Structured figure records
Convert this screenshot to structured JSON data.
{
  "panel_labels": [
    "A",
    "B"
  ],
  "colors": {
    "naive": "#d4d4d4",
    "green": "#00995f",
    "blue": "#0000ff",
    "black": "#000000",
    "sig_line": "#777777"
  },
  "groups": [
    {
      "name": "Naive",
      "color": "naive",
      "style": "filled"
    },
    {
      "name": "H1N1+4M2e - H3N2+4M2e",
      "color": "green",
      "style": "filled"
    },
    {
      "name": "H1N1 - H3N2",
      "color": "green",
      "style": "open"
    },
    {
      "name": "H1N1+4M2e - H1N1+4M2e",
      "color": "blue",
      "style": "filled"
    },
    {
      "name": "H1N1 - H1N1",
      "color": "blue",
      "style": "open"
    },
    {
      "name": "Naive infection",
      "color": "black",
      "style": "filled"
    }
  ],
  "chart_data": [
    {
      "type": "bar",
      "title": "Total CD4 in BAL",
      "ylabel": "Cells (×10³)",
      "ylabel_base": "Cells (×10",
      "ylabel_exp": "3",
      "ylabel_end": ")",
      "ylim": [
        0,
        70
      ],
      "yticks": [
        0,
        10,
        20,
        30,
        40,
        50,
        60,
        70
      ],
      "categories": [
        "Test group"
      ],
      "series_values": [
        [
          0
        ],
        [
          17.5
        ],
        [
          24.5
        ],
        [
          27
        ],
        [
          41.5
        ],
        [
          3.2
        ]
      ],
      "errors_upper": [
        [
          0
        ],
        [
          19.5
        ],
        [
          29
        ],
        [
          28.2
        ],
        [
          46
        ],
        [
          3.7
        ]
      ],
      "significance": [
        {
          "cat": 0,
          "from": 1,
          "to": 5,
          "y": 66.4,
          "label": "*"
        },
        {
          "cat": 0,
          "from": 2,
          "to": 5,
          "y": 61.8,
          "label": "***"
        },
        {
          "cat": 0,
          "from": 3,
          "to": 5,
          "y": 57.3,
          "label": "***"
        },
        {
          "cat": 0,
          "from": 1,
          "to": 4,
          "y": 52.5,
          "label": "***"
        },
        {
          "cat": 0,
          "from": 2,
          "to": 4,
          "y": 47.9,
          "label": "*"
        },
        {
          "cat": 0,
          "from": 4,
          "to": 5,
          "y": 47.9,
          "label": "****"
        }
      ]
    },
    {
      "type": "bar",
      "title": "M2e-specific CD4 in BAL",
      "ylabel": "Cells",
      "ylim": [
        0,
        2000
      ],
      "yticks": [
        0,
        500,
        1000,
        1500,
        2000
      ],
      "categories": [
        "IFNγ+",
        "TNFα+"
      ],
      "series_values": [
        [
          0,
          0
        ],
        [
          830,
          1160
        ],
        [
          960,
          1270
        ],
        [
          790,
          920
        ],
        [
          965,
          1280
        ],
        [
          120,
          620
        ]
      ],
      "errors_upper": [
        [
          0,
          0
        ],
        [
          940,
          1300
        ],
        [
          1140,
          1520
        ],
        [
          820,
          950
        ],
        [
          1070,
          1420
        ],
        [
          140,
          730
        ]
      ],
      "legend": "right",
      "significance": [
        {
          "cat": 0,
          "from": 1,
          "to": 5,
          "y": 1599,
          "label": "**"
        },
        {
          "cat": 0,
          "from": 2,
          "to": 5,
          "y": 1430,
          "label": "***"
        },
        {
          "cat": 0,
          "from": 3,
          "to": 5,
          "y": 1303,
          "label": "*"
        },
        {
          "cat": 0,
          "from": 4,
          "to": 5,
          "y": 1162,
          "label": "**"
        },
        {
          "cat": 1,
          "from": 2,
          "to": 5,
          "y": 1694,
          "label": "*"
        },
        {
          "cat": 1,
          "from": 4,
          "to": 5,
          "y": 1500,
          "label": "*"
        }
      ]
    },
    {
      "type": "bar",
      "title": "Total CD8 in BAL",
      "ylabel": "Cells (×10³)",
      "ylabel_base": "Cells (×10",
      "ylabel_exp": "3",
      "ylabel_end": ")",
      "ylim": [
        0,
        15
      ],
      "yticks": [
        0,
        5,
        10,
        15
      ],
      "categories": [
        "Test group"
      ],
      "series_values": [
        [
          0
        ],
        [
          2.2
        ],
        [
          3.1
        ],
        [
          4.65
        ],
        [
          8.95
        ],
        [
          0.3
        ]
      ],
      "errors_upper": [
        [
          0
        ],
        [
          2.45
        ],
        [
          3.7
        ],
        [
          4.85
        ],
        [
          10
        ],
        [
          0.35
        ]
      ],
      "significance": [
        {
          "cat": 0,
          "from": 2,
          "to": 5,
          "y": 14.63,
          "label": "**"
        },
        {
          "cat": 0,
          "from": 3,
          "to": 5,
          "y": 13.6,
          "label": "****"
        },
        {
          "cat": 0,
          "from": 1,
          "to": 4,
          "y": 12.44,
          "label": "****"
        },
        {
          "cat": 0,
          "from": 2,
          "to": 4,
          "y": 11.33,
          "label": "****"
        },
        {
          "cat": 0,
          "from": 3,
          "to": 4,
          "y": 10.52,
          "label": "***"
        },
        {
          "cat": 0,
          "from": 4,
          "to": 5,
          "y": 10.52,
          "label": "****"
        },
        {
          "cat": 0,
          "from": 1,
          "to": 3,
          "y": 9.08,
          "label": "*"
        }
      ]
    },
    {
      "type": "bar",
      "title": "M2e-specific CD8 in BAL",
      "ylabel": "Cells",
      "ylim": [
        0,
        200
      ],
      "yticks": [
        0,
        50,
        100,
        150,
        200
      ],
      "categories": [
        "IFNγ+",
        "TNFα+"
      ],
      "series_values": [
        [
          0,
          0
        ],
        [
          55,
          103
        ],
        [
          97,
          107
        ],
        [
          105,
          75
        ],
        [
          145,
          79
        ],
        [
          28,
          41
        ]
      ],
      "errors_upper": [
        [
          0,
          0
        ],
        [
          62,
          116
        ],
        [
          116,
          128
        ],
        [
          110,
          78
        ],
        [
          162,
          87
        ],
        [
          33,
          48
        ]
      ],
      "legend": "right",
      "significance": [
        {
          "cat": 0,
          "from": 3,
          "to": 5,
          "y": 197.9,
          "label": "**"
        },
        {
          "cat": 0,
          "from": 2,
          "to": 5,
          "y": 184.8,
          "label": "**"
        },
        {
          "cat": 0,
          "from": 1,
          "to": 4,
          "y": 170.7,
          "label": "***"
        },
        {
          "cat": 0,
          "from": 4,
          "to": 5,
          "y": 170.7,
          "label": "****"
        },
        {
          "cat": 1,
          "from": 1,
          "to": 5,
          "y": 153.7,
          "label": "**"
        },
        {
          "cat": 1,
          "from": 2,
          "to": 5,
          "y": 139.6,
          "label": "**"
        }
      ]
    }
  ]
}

## YOUR TASK
Repeat the material above in full, quoting it exactly.

## SOLUTION TO THIS EXERCISE
Convert this screenshot to structured JSON data.
{
  "panel_labels": [
    "A",
    "B"
  ],
  "colors": {
    "naive": "#d4d4d4",
    "green": "#00995f",
    "blue": "#0000ff",
    "black": "#000000",
    "sig_line": "#777777"
  },
  "groups": [
    {
      "name": "Naive",
      "color": "naive",
      "style": "filled"
    },
    {
      "name": "H1N1+4M2e - H3N2+4M2e",
      "color": "green",
      "style": "filled"
    },
    {
      "name": "H1N1 - H3N2",
      "color": "green",
      "style": "open"
    },
    {
      "name": "H1N1+4M2e - H1N1+4M2e",
      "color": "blue",
      "style": "filled"
    },
    {
      "name": "H1N1 - H1N1",
      "color": "blue",
      "style": "open"
    },
    {
      "name": "Naive infection",
      "color": "black",
      "style": "filled"
    }
  ],
  "chart_data": [
    {
      "type": "bar",
      "title": "Total CD4 in BAL",
      "ylabel": "Cells (×10³)",
      "ylabel_base": "Cells (×10",
      "ylabel_exp": "3",
      "ylabel_end": ")",
      "ylim": [
        0,
        70
      ],
      "yticks": [
        0,
        10,
        20,
        30,
        40,
        50,
        60,
        70
      ],
      "categories": [
        "Test group"
      ],
      "series_values": [
        [
          0
        ],
        [
          17.5
        ],
        [
          24.5
        ],
        [
          27
        ],
        [
          41.5
        ],
        [
          3.2
        ]
      ],
      "errors_upper": [
        [
          0
        ],
        [
          19.5
        ],
        [
          29
        ],
        [
          28.2
        ],
        [
          46
        ],
        [
          3.7
        ]
      ],
      "significance": [
        {
          "cat": 0,
          "from": 1,
          "to": 5,
          "y": 66.4,
          "label": "*"
        },
        {
          "cat": 0,
          "from": 2,
          "to": 5,
          "y": 61.8,
          "label": "***"
        },
        {
          "cat": 0,
          "from": 3,
          "to": 5,
          "y": 57.3,
          "label": "***"
        },
        {
          "cat": 0,
          "from": 1,
          "to": 4,
          "y": 52.5,
          "label": "***"
        },
        {
          "cat": 0,
          "from": 2,
          "to": 4,
          "y": 47.9,
          "label": "*"
        },
        {
          "cat": 0,
          "from": 4,
          "to": 5,
          "y": 47.9,
          "label": "****"
        }
      ]
    },
    {
      "type": "bar",
      "title": "M2e-specific CD4 in BAL",
      "ylabel": "Cells",
      "ylim": [
        0,
        2000
      ],
      "yticks": [
        0,
        500,
        1000,
        1500,
        2000
      ],
      "categories": [
        "IFNγ+",
        "TNFα+"
      ],
      "series_values": [
        [
          0,
          0
        ],
        [
          830,
          1160
        ],
        [
          960,
          1270
        ],
        [
          790,
          920
        ],
        [
          965,
          1280
        ],
        [
          120,
          620
        ]
      ],
      "errors_upper": [
        [
          0,
          0
        ],
        [
          940,
          1300
        ],
        [
          1140,
          1520
        ],
        [
          820,
          950
        ],
        [
          1070,
          1420
        ],
        [
          140,
          730
        ]
      ],
      "legend": "right",
      "significance": [
        {
          "cat": 0,
          "from": 1,
          "to": 5,
          "y": 1599,
          "label": "**"
        },
        {
          "cat": 0,
          "from": 2,
          "to": 5,
          "y": 1430,
          "label": "***"
        },
        {
          "cat": 0,
          "from": 3,
          "to": 5,
          "y": 1303,
          "label": "*"
        },
        {
          "cat": 0,
          "from": 4,
          "to": 5,
          "y": 1162,
          "label": "**"
        },
        {
          "cat": 1,
          "from": 2,
          "to": 5,
          "y": 1694,
          "label": "*"
        },
        {
          "cat": 1,
          "from": 4,
          "to": 5,
          "y": 1500,
          "label": "*"
        }
      ]
    },
    {
      "type": "bar",
      "title": "Total CD8 in BAL",
      "ylabel": "Cells (×10³)",
      "ylabel_base": "Cells (×10",
      "ylabel_exp": "3",
      "ylabel_end": ")",
      "ylim": [
        0,
        15
      ],
      "yticks": [
        0,
        5,
        10,
        15
      ],
      "categories": [
        "Test group"
      ],
      "series_values": [
        [
          0
        ],
        [
          2.2
        ],
        [
          3.1
        ],
        [
          4.65
        ],
        [
          8.95
        ],
        [
          0.3
        ]
      ],
      "errors_upper": [
        [
          0
        ],
        [
          2.45
        ],
        [
          3.7
        ],
        [
          4.85
        ],
        [
          10
        ],
        [
          0.35
        ]
      ],
      "significance": [
        {
          "cat": 0,
          "from": 2,
          "to": 5,
          "y": 14.63,
          "label": "**"
        },
        {
          "cat": 0,
          "from": 3,
          "to": 5,
          "y": 13.6,
          "label": "****"
        },
        {
          "cat": 0,
          "from": 1,
          "to": 4,
          "y": 12.44,
          "label": "****"
        },
        {
          "cat": 0,
          "from": 2,
          "to": 4,
          "y": 11.33,
          "label": "****"
        },
        {
          "cat": 0,
          "from": 3,
          "to": 4,
          "y": 10.52,
          "label": "***"
        },
        {
          "cat": 0,
          "from": 4,
          "to": 5,
          "y": 10.52,
          "label": "****"
        },
        {
          "cat": 0,
          "from": 1,
          "to": 3,
          "y": 9.08,
          "label": "*"
        }
      ]
    },
    {
      "type": "bar",
      "title": "M2e-specific CD8 in BAL",
      "ylabel": "Cells",
      "ylim": [
        0,
        200
      ],
      "yticks": [
        0,
        50,
        100,
        150,
        200
      ],
      "categories": [
        "IFNγ+",
        "TNFα+"
      ],
      "series_values": [
        [
          0,
          0
        ],
        [
          55,
          103
        ],
        [
          97,
          107
        ],
        [
          105,
          75
        ],
        [
          145,
          79
        ],
        [
          28,
          41
        ]
      ],
      "errors_upper": [
        [
          0,
          0
        ],
        [
          62,
          116
        ],
        [
          116,
          128
        ],
        [
          110,
          78
        ],
        [
          162,
          87
        ],
        [
          33,
          48
        ]
      ],
      "legend": "right",
      "significance": [
        {
          "cat": 0,
          "from": 3,
          "to": 5,
          "y": 197.9,
          "label": "**"
        },
        {
          "cat": 0,
          "from": 2,
          "to": 5,
          "y": 184.8,
          "label": "**"
        },
        {
          "cat": 0,
          "from": 1,
          "to": 4,
          "y": 170.7,
          "label": "***"
        },
        {
          "cat": 0,
          "from": 4,
          "to": 5,
          "y": 170.7,
          "label": "****"
        },
        {
          "cat": 1,
          "from": 1,
          "to": 5,
          "y": 153.7,
          "label": "**"
        },
        {
          "cat": 1,
          "from": 2,
          "to": 5,
          "y": 139.6,
          "label": "**"
        }
      ]
    }
  ]
}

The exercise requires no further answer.